--- Start EXERCISE MATERIALS ---

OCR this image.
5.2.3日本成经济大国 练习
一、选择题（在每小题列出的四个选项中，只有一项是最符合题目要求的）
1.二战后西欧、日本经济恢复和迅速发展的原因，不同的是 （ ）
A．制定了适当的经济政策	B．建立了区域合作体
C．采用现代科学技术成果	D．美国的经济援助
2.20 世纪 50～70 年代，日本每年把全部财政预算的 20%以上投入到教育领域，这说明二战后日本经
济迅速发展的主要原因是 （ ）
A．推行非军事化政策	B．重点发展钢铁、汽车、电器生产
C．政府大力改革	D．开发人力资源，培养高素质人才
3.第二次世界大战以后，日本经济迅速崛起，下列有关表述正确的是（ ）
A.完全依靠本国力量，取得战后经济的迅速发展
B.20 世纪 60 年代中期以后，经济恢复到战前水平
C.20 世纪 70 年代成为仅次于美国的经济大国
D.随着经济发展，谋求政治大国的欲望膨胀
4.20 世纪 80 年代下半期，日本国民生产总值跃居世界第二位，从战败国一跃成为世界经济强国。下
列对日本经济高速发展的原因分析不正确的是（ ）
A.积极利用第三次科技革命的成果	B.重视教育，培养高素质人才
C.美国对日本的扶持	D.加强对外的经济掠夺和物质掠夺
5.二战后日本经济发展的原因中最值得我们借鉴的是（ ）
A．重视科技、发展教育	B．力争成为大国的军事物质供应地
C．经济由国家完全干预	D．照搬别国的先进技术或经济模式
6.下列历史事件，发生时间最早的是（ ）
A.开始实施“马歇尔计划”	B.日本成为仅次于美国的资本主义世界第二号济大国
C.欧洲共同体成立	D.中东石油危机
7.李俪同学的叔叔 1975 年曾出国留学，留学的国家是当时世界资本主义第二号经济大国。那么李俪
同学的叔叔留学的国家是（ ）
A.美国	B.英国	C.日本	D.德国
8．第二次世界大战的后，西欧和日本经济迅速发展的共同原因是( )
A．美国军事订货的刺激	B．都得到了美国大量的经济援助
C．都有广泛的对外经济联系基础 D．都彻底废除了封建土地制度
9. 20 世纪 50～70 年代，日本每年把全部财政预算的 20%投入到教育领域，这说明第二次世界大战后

--- End EXERCISE MATERIALS ---

## [WRITTEN EXERCISE]
All of the entries need to be reproduced exactly; please write them out.

## [CORRECT RESULT]
OCR this image.
5.2.3日本成经济大国 练习
一、选择题（在每小题列出的四个选项中，只有一项是最符合题目要求的）
1.二战后西欧、日本经济恢复和迅速发展的原因，不同的是 （ ）
A．制定了适当的经济政策	B．建立了区域合作体
C．采用现代科学技术成果	D．美国的经济援助
2.20 世纪 50～70 年代，日本每年把全部财政预算的 20%以上投入到教育领域，这说明二战后日本经
济迅速发展的主要原因是 （ ）
A．推行非军事化政策	B．重点发展钢铁、汽车、电器生产
C．政府大力改革	D．开发人力资源，培养高素质人才
3.第二次世界大战以后，日本经济迅速崛起，下列有关表述正确的是（ ）
A.完全依靠本国力量，取得战后经济的迅速发展
B.20 世纪 60 年代中期以后，经济恢复到战前水平
C.20 世纪 70 年代成为仅次于美国的经济大国
D.随着经济发展，谋求政治大国的欲望膨胀
4.20 世纪 80 年代下半期，日本国民生产总值跃居世界第二位，从战败国一跃成为世界经济强国。下
列对日本经济高速发展的原因分析不正确的是（ ）
A.积极利用第三次科技革命的成果	B.重视教育，培养高素质人才
C.美国对日本的扶持	D.加强对外的经济掠夺和物质掠夺
5.二战后日本经济发展的原因中最值得我们借鉴的是（ ）
A．重视科技、发展教育	B．力争成为大国的军事物质供应地
C．经济由国家完全干预	D．照搬别国的先进技术或经济模式
6.下列历史事件，发生时间最早的是（ ）
A.开始实施“马歇尔计划”	B.日本成为仅次于美国的资本主义世界第二号济大国
C.欧洲共同体成立	D.中东石油危机
7.李俪同学的叔叔 1975 年曾出国留学，留学的国家是当时世界资本主义第二号经济大国。那么李俪
同学的叔叔留学的国家是（ ）
A.美国	B.英国	C.日本	D.德国
8．第二次世界大战的后，西欧和日本经济迅速发展的共同原因是( )
A．美国军事订货的刺激	B．都得到了美国大量的经济援助
C．都有广泛的对外经济联系基础 D．都彻底废除了封建土地制度
9. 20 世纪 50～70 年代，日本每年把全部财政预算的 20%投入到教育领域，这说明第二次世界大战后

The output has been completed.